# WHAT IS ASKED
Pick out the lines below that include the string "Compare".

# DATA SHOWN
· · · · ·

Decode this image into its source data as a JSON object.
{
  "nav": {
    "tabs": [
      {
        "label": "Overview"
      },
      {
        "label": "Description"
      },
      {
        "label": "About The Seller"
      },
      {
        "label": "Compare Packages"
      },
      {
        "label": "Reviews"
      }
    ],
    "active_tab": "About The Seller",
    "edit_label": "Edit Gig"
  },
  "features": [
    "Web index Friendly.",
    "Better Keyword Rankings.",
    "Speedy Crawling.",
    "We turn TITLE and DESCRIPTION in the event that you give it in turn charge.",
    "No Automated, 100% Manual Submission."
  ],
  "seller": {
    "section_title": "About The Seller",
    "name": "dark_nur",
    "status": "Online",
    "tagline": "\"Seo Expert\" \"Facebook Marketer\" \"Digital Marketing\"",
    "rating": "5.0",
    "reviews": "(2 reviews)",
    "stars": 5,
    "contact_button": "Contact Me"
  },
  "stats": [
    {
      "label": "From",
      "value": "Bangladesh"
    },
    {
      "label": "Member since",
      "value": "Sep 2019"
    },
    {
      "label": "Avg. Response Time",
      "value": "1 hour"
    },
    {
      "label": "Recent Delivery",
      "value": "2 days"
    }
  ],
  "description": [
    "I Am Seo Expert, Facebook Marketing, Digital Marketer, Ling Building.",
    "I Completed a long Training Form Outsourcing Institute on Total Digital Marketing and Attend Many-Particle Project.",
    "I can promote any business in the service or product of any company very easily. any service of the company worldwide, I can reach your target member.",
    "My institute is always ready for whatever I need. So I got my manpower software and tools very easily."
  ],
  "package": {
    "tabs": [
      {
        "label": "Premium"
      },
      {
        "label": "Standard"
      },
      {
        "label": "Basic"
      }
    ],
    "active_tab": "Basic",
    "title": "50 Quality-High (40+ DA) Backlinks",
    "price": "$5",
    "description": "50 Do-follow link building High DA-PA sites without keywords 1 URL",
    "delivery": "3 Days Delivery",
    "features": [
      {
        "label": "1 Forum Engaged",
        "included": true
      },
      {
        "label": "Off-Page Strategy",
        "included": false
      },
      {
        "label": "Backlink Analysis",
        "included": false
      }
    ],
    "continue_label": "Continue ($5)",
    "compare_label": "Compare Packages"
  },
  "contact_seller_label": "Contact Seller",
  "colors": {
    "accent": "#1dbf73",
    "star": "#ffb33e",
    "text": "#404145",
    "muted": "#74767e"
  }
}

· · · · ·

# ANSWER FOR THE TASK
        "label": "Compare Packages"
    "compare_label": "Compare Packages"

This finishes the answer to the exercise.